**Instructions to follow**: The records sit below. Return every line in them that holds the word "radiotherapy".

Dataset entries on figures
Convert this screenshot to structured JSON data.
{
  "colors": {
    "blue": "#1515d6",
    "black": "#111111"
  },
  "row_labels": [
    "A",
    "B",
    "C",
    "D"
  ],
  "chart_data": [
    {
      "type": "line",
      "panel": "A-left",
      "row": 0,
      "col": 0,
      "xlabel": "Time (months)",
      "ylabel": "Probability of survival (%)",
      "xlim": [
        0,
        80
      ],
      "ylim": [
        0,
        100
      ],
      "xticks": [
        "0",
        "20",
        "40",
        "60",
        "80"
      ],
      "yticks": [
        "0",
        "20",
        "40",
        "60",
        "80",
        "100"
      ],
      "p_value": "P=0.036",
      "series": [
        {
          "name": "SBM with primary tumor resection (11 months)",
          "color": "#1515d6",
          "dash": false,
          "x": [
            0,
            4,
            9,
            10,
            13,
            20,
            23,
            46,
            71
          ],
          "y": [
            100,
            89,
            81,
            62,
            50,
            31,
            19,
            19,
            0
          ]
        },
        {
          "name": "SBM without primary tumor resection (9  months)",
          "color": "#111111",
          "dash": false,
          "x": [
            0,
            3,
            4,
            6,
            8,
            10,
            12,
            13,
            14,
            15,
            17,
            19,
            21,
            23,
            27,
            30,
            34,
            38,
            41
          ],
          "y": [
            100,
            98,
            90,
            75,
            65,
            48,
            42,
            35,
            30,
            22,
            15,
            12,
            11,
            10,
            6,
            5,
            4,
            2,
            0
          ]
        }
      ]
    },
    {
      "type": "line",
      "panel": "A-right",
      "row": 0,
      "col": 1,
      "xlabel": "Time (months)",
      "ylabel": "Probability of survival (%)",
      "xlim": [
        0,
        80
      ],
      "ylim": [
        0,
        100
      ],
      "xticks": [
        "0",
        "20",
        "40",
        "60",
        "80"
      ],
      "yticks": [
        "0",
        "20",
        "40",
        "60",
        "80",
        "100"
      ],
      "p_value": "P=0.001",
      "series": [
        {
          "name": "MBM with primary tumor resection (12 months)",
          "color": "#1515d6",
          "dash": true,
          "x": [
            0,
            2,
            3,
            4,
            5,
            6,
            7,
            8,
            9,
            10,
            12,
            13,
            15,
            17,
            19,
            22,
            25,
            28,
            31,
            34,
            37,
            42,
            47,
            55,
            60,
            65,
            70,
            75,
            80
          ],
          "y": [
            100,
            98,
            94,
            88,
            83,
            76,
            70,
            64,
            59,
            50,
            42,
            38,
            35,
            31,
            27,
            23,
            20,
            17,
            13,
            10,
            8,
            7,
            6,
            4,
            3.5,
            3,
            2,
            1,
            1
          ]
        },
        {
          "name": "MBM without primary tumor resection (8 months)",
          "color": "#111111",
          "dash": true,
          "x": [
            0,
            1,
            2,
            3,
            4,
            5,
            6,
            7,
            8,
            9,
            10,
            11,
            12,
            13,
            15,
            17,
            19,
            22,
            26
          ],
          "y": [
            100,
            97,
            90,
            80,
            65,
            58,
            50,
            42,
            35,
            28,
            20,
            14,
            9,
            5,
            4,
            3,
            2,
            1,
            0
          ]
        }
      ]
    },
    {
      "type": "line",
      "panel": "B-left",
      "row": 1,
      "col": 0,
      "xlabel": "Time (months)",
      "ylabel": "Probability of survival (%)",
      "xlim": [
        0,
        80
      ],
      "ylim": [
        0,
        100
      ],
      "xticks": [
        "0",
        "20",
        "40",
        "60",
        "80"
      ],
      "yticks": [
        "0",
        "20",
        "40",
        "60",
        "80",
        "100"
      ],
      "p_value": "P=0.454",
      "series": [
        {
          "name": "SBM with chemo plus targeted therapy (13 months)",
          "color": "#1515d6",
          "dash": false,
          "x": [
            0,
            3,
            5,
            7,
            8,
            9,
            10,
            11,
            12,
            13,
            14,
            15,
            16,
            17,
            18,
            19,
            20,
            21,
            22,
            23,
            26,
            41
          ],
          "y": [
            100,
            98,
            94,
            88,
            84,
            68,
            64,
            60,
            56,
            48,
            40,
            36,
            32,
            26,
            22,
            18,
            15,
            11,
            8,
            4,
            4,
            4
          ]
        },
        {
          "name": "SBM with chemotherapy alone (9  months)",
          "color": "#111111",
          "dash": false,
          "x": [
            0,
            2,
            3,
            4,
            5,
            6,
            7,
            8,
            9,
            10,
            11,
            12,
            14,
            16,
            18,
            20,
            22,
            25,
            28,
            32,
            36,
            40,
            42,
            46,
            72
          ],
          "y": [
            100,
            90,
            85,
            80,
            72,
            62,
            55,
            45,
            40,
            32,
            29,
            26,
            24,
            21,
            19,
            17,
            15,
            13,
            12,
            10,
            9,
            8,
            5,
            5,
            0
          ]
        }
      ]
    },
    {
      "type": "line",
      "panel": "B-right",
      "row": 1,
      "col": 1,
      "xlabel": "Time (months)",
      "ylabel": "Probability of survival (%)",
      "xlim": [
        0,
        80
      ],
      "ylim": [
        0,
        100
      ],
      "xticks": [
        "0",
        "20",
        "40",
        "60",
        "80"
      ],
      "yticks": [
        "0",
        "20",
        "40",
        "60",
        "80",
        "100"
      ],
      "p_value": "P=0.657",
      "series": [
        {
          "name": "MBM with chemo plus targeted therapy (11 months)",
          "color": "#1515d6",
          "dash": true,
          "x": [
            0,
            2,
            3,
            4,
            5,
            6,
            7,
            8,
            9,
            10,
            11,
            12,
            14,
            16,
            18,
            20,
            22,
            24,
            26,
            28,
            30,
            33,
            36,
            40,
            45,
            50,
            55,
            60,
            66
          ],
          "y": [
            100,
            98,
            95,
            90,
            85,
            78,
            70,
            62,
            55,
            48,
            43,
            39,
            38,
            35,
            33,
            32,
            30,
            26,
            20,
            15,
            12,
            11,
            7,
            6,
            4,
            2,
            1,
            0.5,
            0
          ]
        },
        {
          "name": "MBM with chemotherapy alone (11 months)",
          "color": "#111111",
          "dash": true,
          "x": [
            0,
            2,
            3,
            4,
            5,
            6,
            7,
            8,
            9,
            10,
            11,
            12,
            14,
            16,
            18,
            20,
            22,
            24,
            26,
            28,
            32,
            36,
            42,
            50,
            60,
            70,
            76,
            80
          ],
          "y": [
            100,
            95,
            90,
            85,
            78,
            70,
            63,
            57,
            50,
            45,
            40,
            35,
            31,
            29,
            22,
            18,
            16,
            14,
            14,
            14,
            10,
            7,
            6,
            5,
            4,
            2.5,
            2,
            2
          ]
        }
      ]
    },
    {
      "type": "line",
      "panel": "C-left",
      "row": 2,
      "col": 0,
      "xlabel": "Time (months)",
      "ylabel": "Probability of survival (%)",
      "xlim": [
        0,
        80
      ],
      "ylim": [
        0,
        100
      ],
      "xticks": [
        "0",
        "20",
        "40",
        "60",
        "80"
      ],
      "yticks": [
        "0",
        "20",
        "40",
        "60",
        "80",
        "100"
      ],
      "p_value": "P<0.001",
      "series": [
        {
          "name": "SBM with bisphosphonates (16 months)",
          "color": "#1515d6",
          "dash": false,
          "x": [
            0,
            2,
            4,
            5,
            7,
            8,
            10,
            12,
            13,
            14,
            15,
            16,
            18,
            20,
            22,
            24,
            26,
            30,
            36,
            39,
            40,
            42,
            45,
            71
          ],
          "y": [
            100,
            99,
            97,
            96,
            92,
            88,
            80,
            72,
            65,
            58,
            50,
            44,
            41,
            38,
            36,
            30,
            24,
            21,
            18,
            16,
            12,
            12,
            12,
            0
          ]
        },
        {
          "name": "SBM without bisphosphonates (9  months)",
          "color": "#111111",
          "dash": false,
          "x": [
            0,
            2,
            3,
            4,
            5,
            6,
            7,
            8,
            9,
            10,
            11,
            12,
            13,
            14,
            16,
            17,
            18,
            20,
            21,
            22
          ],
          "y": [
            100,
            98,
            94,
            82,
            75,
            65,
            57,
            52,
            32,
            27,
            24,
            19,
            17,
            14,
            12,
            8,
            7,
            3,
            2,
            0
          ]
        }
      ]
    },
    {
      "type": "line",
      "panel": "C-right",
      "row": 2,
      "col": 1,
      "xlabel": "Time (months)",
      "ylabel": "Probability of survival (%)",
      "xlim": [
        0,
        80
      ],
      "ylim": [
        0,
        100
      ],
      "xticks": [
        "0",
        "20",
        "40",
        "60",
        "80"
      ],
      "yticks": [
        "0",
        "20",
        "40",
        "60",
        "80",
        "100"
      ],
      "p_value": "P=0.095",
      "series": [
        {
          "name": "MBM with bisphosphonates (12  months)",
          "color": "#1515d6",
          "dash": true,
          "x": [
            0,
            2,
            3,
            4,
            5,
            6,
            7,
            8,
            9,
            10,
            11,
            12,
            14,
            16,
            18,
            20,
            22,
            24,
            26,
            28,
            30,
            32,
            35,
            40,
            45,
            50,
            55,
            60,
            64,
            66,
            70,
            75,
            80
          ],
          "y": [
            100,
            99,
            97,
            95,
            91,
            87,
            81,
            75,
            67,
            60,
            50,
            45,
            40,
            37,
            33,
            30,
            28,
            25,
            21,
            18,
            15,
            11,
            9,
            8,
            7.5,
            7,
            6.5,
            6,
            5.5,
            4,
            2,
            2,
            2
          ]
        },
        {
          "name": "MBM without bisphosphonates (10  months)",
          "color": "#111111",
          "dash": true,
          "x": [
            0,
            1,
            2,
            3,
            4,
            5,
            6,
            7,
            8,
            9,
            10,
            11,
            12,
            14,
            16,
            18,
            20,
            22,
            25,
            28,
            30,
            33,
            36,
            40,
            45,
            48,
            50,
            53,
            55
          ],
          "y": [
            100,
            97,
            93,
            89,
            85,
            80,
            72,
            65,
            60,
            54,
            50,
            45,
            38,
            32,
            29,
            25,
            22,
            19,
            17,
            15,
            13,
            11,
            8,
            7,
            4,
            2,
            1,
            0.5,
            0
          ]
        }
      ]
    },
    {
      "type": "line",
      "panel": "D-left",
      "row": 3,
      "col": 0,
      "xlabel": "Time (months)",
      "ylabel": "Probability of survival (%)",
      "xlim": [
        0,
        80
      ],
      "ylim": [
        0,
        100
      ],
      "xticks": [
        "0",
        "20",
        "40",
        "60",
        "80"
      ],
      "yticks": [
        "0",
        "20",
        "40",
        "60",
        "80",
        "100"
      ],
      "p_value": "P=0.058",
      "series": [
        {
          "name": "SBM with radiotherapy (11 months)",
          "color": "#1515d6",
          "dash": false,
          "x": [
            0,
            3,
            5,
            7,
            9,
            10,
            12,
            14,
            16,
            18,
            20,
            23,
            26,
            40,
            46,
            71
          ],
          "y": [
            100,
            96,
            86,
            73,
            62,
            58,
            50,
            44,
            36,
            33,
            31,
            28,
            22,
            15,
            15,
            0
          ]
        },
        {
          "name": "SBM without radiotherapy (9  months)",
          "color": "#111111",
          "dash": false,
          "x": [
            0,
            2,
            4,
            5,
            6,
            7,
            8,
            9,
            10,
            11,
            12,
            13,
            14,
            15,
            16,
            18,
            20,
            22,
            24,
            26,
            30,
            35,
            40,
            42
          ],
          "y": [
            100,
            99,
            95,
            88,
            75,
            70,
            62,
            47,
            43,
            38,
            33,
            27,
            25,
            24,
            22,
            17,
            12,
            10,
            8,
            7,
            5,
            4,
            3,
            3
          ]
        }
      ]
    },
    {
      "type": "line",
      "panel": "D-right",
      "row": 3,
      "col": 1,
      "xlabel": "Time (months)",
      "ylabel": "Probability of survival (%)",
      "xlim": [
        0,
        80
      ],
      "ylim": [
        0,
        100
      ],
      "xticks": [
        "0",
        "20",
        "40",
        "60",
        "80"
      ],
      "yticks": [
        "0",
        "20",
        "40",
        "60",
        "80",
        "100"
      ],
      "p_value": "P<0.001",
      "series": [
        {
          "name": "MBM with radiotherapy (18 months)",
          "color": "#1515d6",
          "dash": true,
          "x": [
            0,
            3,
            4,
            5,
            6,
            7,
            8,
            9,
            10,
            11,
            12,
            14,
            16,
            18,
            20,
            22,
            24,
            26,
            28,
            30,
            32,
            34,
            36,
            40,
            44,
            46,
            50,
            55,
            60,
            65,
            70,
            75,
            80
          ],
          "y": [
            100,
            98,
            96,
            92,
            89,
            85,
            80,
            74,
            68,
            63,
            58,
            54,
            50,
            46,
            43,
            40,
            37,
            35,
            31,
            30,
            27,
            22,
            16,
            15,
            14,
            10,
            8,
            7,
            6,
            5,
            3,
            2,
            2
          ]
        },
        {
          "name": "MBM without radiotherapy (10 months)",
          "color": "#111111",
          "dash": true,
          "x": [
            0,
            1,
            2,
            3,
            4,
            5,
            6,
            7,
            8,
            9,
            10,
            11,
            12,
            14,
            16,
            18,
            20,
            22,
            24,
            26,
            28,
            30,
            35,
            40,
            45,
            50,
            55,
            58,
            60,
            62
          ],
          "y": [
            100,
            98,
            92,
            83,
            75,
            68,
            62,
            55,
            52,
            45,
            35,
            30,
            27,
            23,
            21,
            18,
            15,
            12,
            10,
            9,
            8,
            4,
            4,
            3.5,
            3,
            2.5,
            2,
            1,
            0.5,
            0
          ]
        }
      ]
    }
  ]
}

**Reply to the exercise**:
          "name": "SBM with radiotherapy (11 months)",
          "name": "SBM without radiotherapy (9  months)",
          "name": "MBM with radiotherapy (18 months)",
          "name": "MBM without radiotherapy (10 months)",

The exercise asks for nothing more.